Task requirements: Leave out every picture, then transcribe the rest of the listing exactly.

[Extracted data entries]

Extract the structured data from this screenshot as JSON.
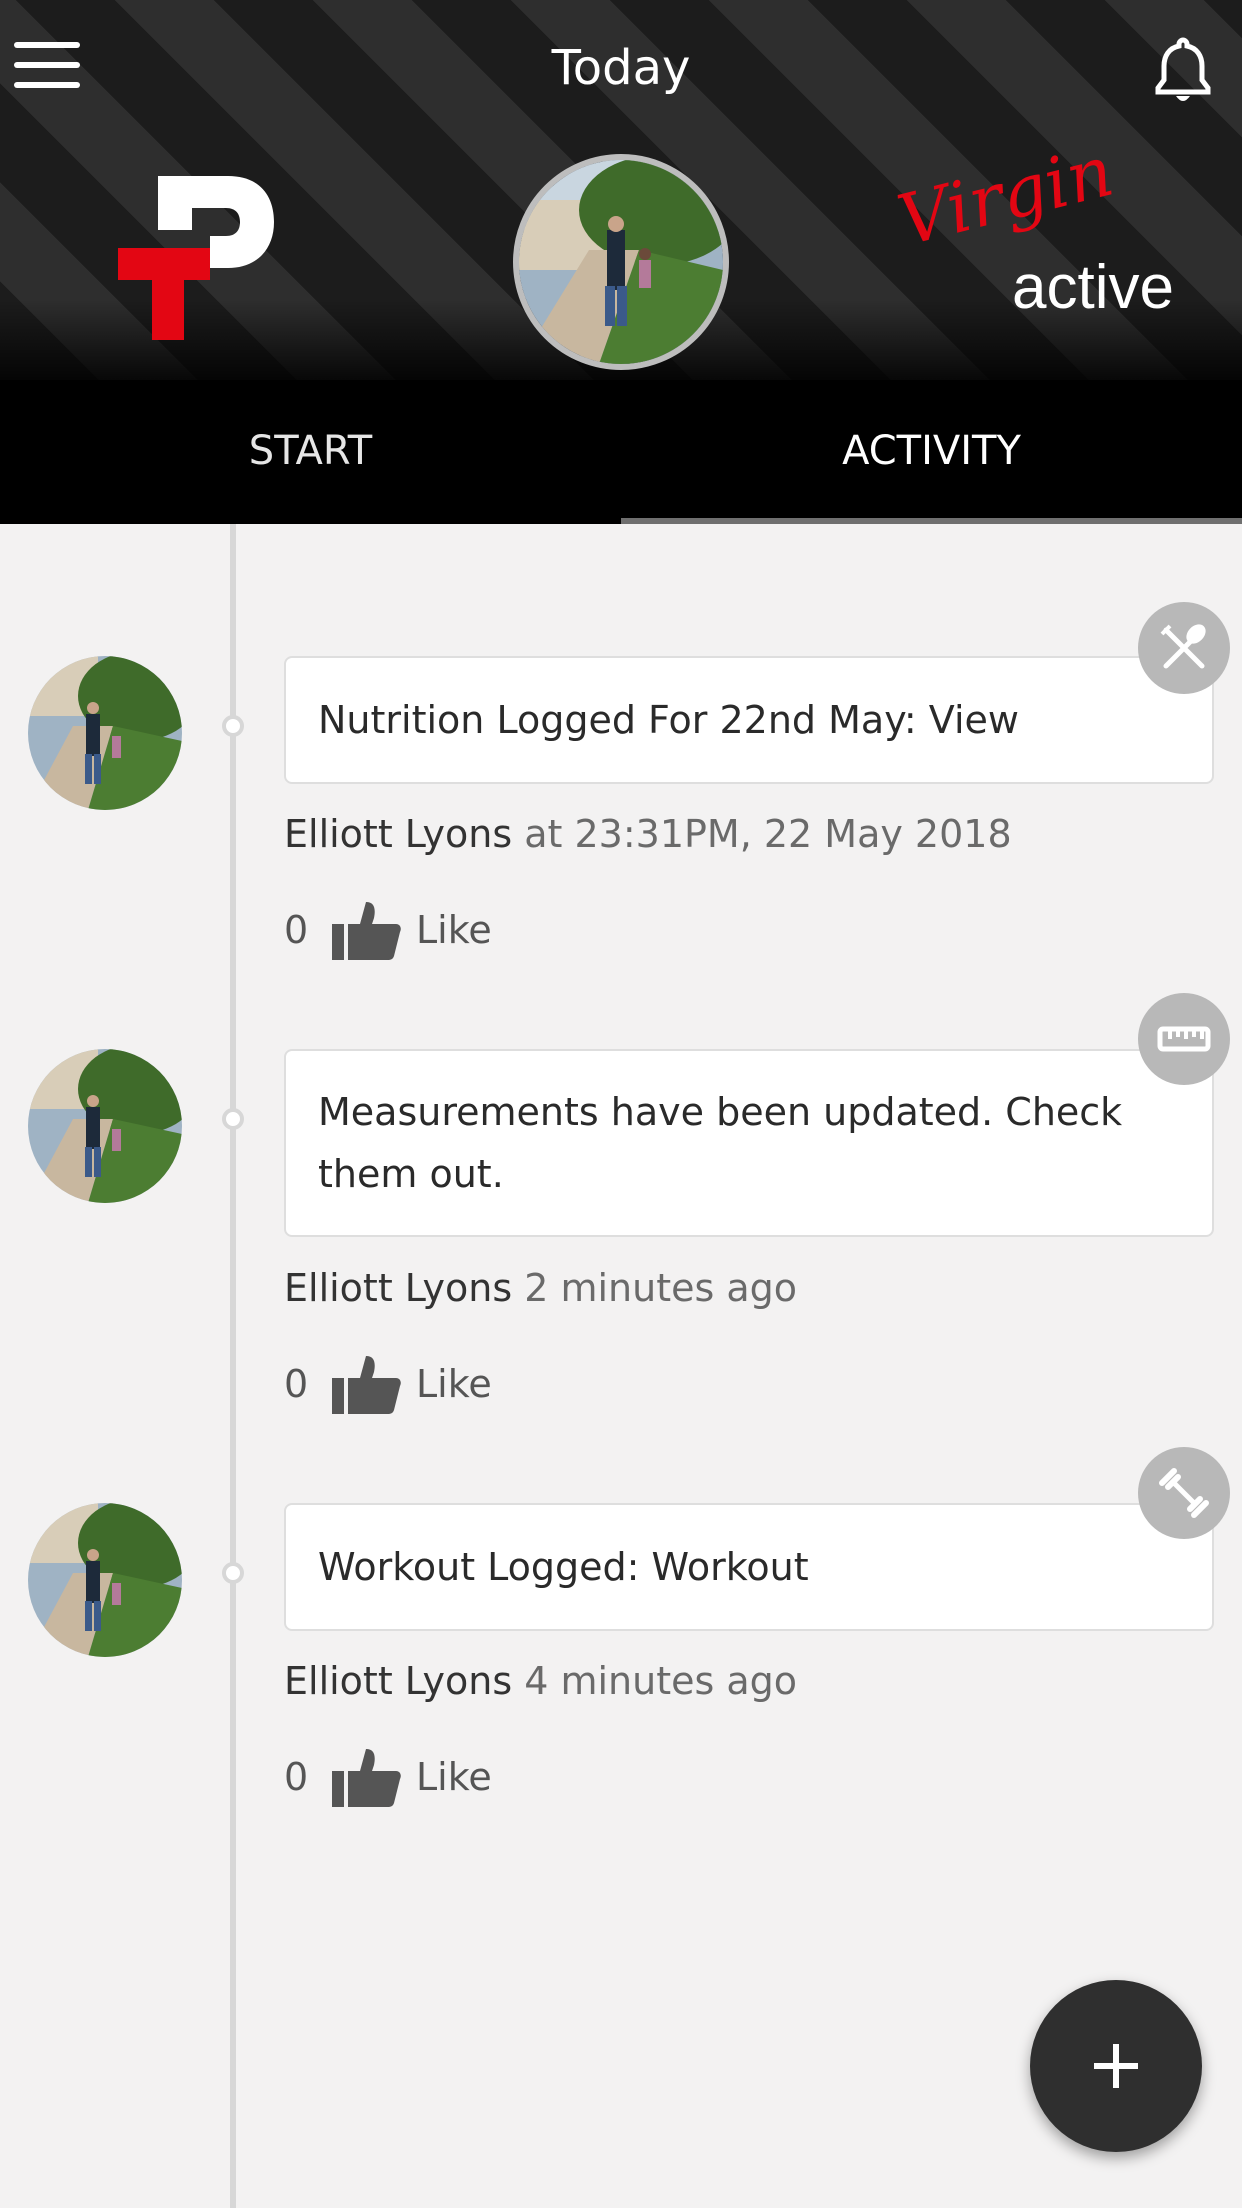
{
  "header": {
    "title": "Today",
    "logo_left": "PT logo",
    "brand": {
      "script": "Virgin",
      "word": "active",
      "brand_red": "#e30613"
    },
    "menu_icon": "hamburger-menu-icon",
    "notification_icon": "bell-icon"
  },
  "tabs": [
    {
      "label": "START",
      "selected": false
    },
    {
      "label": "ACTIVITY",
      "selected": true
    }
  ],
  "feed": [
    {
      "type_icon": "fork-knife-icon",
      "text": "Nutrition Logged For 22nd May: View",
      "user": "Elliott Lyons",
      "when": "at 23:31PM, 22 May 2018",
      "likes": "0",
      "like_label": "Like"
    },
    {
      "type_icon": "ruler-icon",
      "text": "Measurements have been updated. Check them out.",
      "user": "Elliott Lyons",
      "when": "2 minutes ago",
      "likes": "0",
      "like_label": "Like"
    },
    {
      "type_icon": "dumbbell-icon",
      "text": "Workout Logged: Workout",
      "user": "Elliott Lyons",
      "when": "4 minutes ago",
      "likes": "0",
      "like_label": "Like"
    }
  ],
  "fab": {
    "icon": "plus-icon"
  },
  "colors": {
    "header_bg": "#000000",
    "feed_bg": "#f3f2f2",
    "icon_badge": "#b8b8b8",
    "fab_bg": "#2f2f2f"
  }
}
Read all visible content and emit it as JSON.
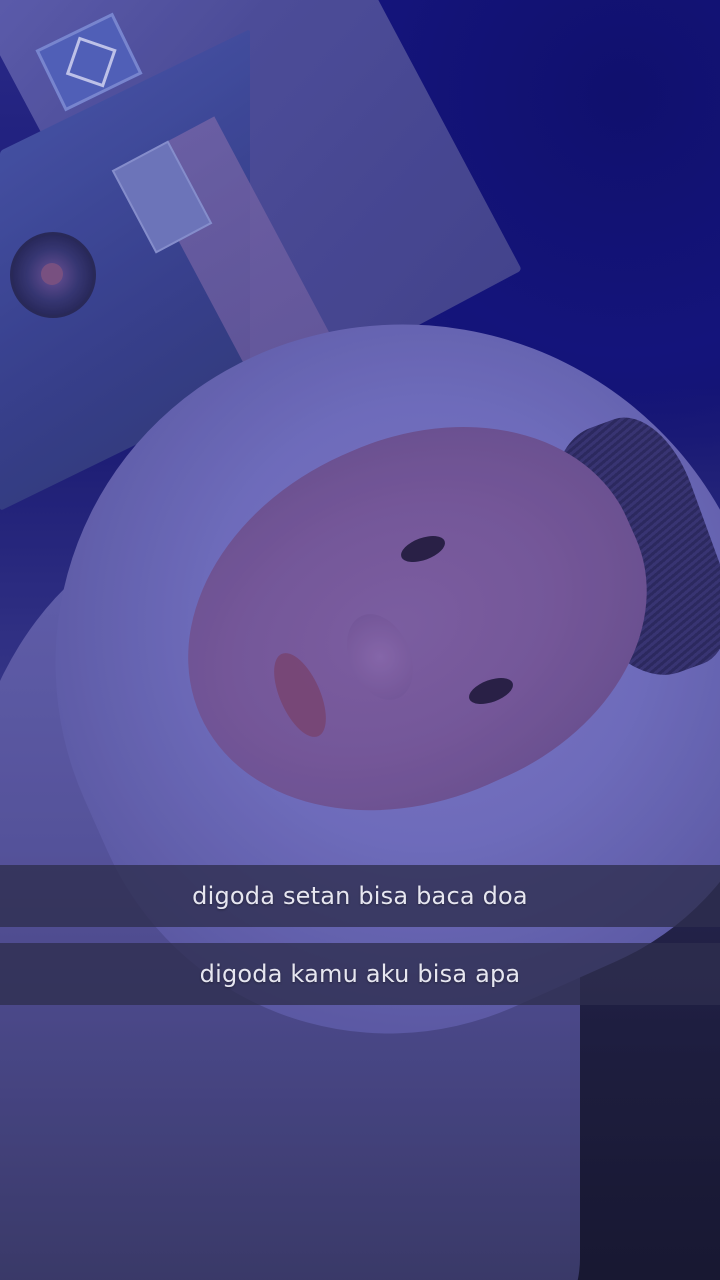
{
  "captions": {
    "line1": "digoda setan bisa baca doa",
    "line2": "digoda kamu aku bisa apa"
  },
  "colors": {
    "tint": "#2a2a8a",
    "caption_bar": "#2e2e4e",
    "caption_text": "#e6e6f0"
  }
}
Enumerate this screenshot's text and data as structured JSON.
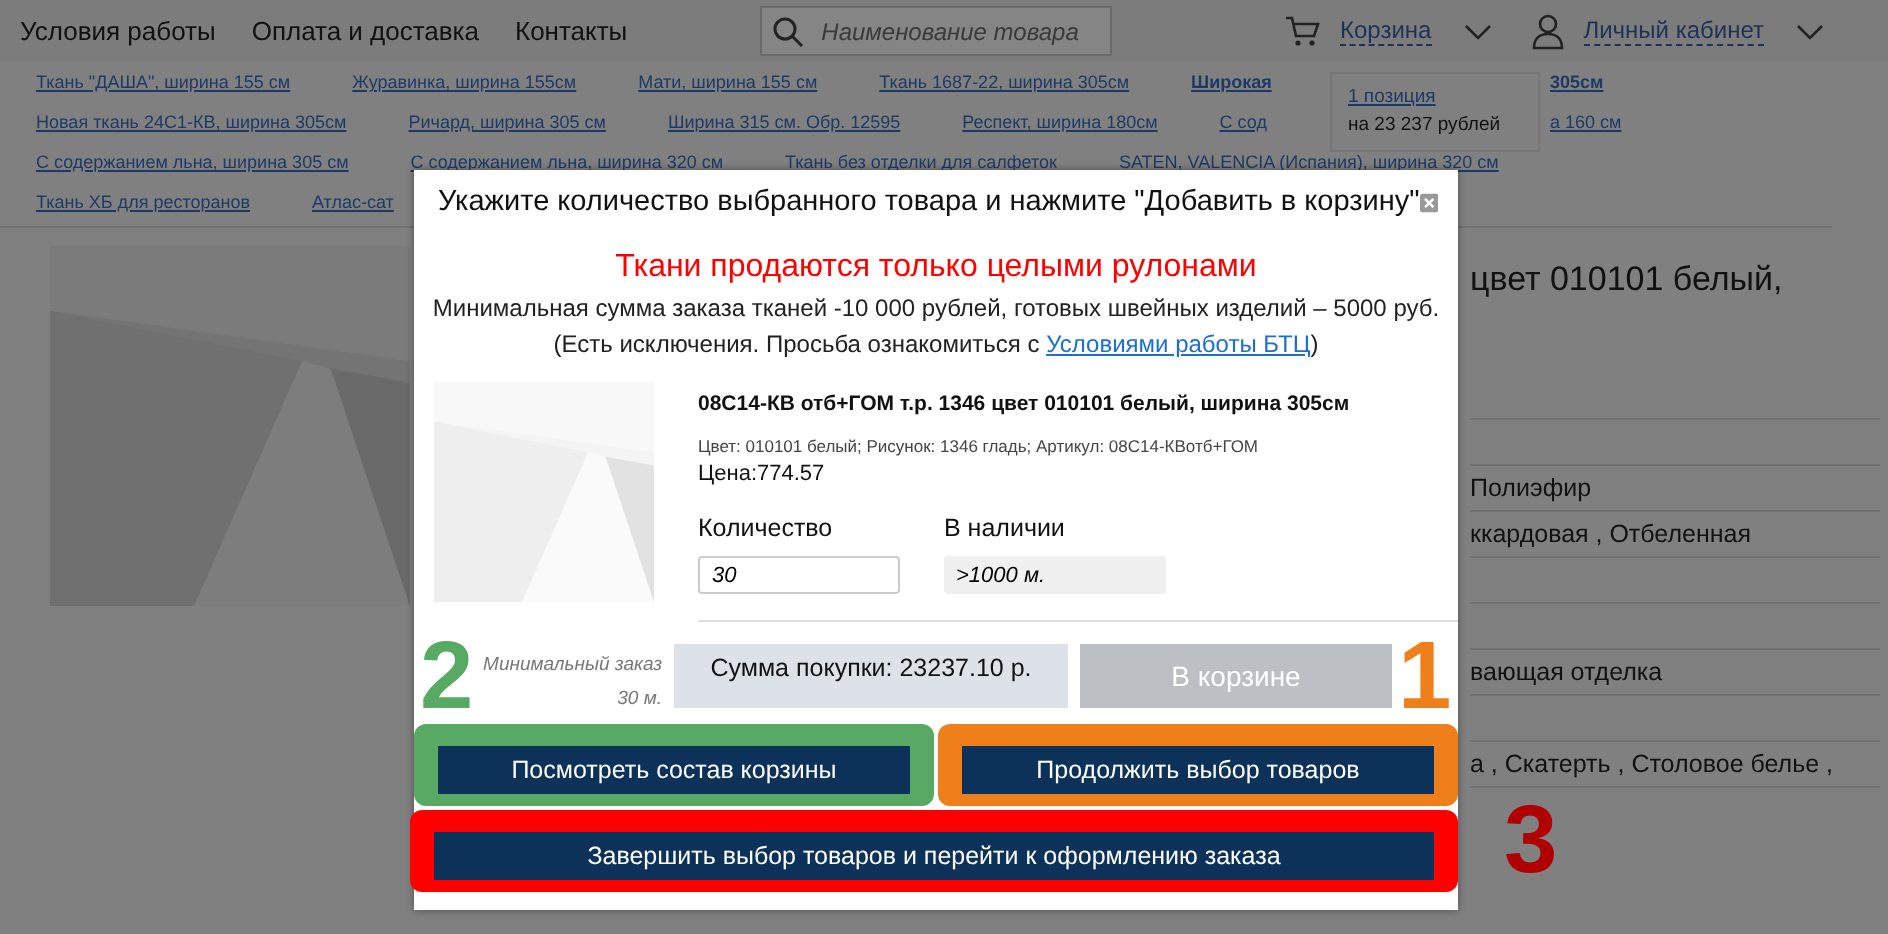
{
  "nav": {
    "links": [
      "Условия работы",
      "Оплата и доставка",
      "Контакты"
    ],
    "search": {
      "placeholder": "Наименование товара"
    },
    "cart": "Корзина",
    "account": "Личный кабинет"
  },
  "cart_popup": {
    "count": "1 позиция",
    "total": "на 23 237 рублей"
  },
  "category_links": [
    {
      "left": [
        {
          "text": "Ткань \"ДАША\", ширина 155 см",
          "bold": false
        },
        {
          "text": "Журавинка, ширина 155см",
          "bold": false
        },
        {
          "text": "Мати, ширина 155 см",
          "bold": false
        },
        {
          "text": "Ткань 1687-22, ширина 305см",
          "bold": false
        },
        {
          "text": "Широкая",
          "bold": true
        }
      ],
      "right": [
        {
          "text": "305см",
          "bold": true
        }
      ]
    },
    {
      "left": [
        {
          "text": "Новая ткань 24С1-КВ, ширина 305см",
          "bold": false
        },
        {
          "text": "Ричард, ширина 305 см",
          "bold": false
        },
        {
          "text": "Ширина 315 см. Обр. 12595",
          "bold": false
        },
        {
          "text": "Респект, ширина 180см",
          "bold": false
        },
        {
          "text": "С сод",
          "bold": false
        }
      ],
      "right": [
        {
          "text": "а 160 см",
          "bold": false
        }
      ]
    },
    {
      "left": [
        {
          "text": "С содержанием льна, ширина 305 см",
          "bold": false
        },
        {
          "text": "С содержанием льна, ширина 320 см",
          "bold": false
        },
        {
          "text": "Ткань без отделки для салфеток",
          "bold": false
        },
        {
          "text": "SATEN, VALENCIA (Испания), ширина 320 см",
          "bold": false
        }
      ]
    },
    {
      "left": [
        {
          "text": "Ткань ХБ для ресторанов",
          "bold": false
        },
        {
          "text": "Атлас-сат",
          "bold": false
        }
      ]
    }
  ],
  "product": {
    "title": "цвет 010101 белый,",
    "rows": [
      {
        "text": "Полиэфир"
      },
      {
        "text": "ккардовая , Отбеленная"
      },
      {
        "text": "вающая отделка"
      },
      {
        "text": "а , Скатерть , Столовое белье ,"
      }
    ]
  },
  "dialog": {
    "title": "Укажите количество выбранного товара и нажмите \"Добавить в корзину\"",
    "notice": "Ткани продаются только целыми рулонами",
    "info": "Минимальная сумма заказа тканей -10 000 рублей, готовых швейных изделий – 5000 руб.",
    "info_prefix": "(Есть исключения. Просьба ознакомиться с ",
    "info_link": "Условиями работы БТЦ",
    "info_suffix": ")",
    "item": {
      "name": "08С14-КВ отб+ГОМ т.р. 1346 цвет 010101 белый, ширина 305см",
      "meta": "Цвет: 010101 белый; Рисунок: 1346 гладь; Артикул: 08С14-КВотб+ГОМ",
      "price": "Цена:774.57"
    },
    "quantity": {
      "label": "Количество",
      "value": "30"
    },
    "stock": {
      "label": "В наличии",
      "value": ">1000 м."
    },
    "min_order": "Минимальный заказ 30 м.",
    "total": "Сумма покупки: 23237.10 р.",
    "add_button": {
      "label": "В корзине",
      "disabled": true
    },
    "actions": [
      {
        "label": "Посмотреть состав корзины",
        "color": "#58a964",
        "wide": false
      },
      {
        "label": "Продолжить выбор товаров",
        "color": "#ef7f1a",
        "wide": false
      },
      {
        "label": "Завершить выбор товаров и перейти к оформлению заказа",
        "color": "#ff0000",
        "wide": true
      }
    ],
    "annotations": [
      {
        "label": "2",
        "color": "#58a964",
        "kind": "left"
      },
      {
        "label": "1",
        "color": "#ef7f1a",
        "kind": "right"
      },
      {
        "label": "3",
        "color": "#b00000",
        "kind": "outside"
      }
    ]
  }
}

Full output:
Extract the structured data from this screenshot as JSON.
{
  "header": {
    "title": "Today",
    "logo_left": "PT logo",
    "brand": {
      "script": "Virgin",
      "word": "active",
      "brand_red": "#e30613"
    },
    "menu_icon": "hamburger-menu-icon",
    "notification_icon": "bell-icon"
  },
  "tabs": [
    {
      "label": "START",
      "selected": false
    },
    {
      "label": "ACTIVITY",
      "selected": true
    }
  ],
  "feed": [
    {
      "type_icon": "fork-knife-icon",
      "text": "Nutrition Logged For 22nd May: View",
      "user": "Elliott Lyons",
      "when": "at 23:31PM, 22 May 2018",
      "likes": "0",
      "like_label": "Like"
    },
    {
      "type_icon": "ruler-icon",
      "text": "Measurements have been updated. Check them out.",
      "user": "Elliott Lyons",
      "when": "2 minutes ago",
      "likes": "0",
      "like_label": "Like"
    },
    {
      "type_icon": "dumbbell-icon",
      "text": "Workout Logged: Workout",
      "user": "Elliott Lyons",
      "when": "4 minutes ago",
      "likes": "0",
      "like_label": "Like"
    }
  ],
  "fab": {
    "icon": "plus-icon"
  },
  "colors": {
    "header_bg": "#000000",
    "feed_bg": "#f3f2f2",
    "icon_badge": "#b8b8b8",
    "fab_bg": "#2f2f2f"
  }
}
Read all visible content and emit it as JSON.
{
  "captions": {
    "line1": "digoda setan bisa baca doa",
    "line2": "digoda kamu aku bisa apa"
  },
  "colors": {
    "tint": "#2a2a8a",
    "caption_bar": "#2e2e4e",
    "caption_text": "#e6e6f0"
  }
}
Enumerate this screenshot's text and data as structured JSON.
{
  "nav": {
    "links": [
      "Условия работы",
      "Оплата и доставка",
      "Контакты"
    ],
    "search": {
      "placeholder": "Наименование товара"
    },
    "cart": "Корзина",
    "account": "Личный кабинет"
  },
  "cart_popup": {
    "count": "1 позиция",
    "total": "на 23 237 рублей"
  },
  "category_links": [
    {
      "left": [
        {
          "text": "Ткань \"ДАША\", ширина 155 см",
          "bold": false
        },
        {
          "text": "Журавинка, ширина 155см",
          "bold": false
        },
        {
          "text": "Мати, ширина 155 см",
          "bold": false
        },
        {
          "text": "Ткань 1687-22, ширина 305см",
          "bold": false
        },
        {
          "text": "Широкая",
          "bold": true
        }
      ],
      "right": [
        {
          "text": "305см",
          "bold": true
        }
      ]
    },
    {
      "left": [
        {
          "text": "Новая ткань 24С1-КВ, ширина 305см",
          "bold": false
        },
        {
          "text": "Ричард, ширина 305 см",
          "bold": false
        },
        {
          "text": "Ширина 315 см. Обр. 12595",
          "bold": false
        },
        {
          "text": "Респект, ширина 180см",
          "bold": false
        },
        {
          "text": "С сод",
          "bold": false
        }
      ],
      "right": [
        {
          "text": "а 160 см",
          "bold": false
        }
      ]
    },
    {
      "left": [
        {
          "text": "С содержанием льна, ширина 305 см",
          "bold": false
        },
        {
          "text": "С содержанием льна, ширина 320 см",
          "bold": false
        },
        {
          "text": "Ткань без отделки для салфеток",
          "bold": false
        },
        {
          "text": "SATEN, VALENCIA (Испания), ширина 320 см",
          "bold": false
        }
      ]
    },
    {
      "left": [
        {
          "text": "Ткань ХБ для ресторанов",
          "bold": false
        },
        {
          "text": "Атлас-сат",
          "bold": false
        }
      ]
    }
  ],
  "product": {
    "title": "цвет 010101 белый,",
    "rows": [
      {
        "text": "Полиэфир"
      },
      {
        "text": "ккардовая , Отбеленная"
      },
      {
        "text": "вающая отделка"
      },
      {
        "text": "а , Скатерть , Столовое белье ,"
      }
    ]
  },
  "dialog": {
    "title": "Укажите количество выбранного товара и нажмите \"Добавить в корзину\"",
    "notice": "Ткани продаются только целыми рулонами",
    "info": "Минимальная сумма заказа тканей -10 000 рублей, готовых швейных изделий – 5000 руб.",
    "info_prefix": "(Есть исключения. Просьба ознакомиться с ",
    "info_link": "Условиями работы БТЦ",
    "info_suffix": ")",
    "item": {
      "name": "08С14-КВ отб+ГОМ т.р. 1346 цвет 010101 белый, ширина 305см",
      "meta": "Цвет: 010101 белый; Рисунок: 1346 гладь; Артикул: 08С14-КВотб+ГОМ",
      "price": "Цена:774.57"
    },
    "quantity": {
      "label": "Количество",
      "value": "30"
    },
    "stock": {
      "label": "В наличии",
      "value": ">1000 м."
    },
    "min_order": "Минимальный заказ 30 м.",
    "total": "Сумма покупки: 23237.10 р.",
    "add_button": {
      "label": "В корзине",
      "disabled": true
    },
    "actions": [
      {
        "label": "Посмотреть состав корзины",
        "color": "#58a964",
        "wide": false
      },
      {
        "label": "Продолжить выбор товаров",
        "color": "#ef7f1a",
        "wide": false
      },
      {
        "label": "Завершить выбор товаров и перейти к оформлению заказа",
        "color": "#ff0000",
        "wide": true
      }
    ],
    "annotations": [
      {
        "label": "2",
        "color": "#58a964",
        "kind": "left"
      },
      {
        "label": "1",
        "color": "#ef7f1a",
        "kind": "right"
      },
      {
        "label": "3",
        "color": "#b00000",
        "kind": "outside"
      }
    ]
  }
}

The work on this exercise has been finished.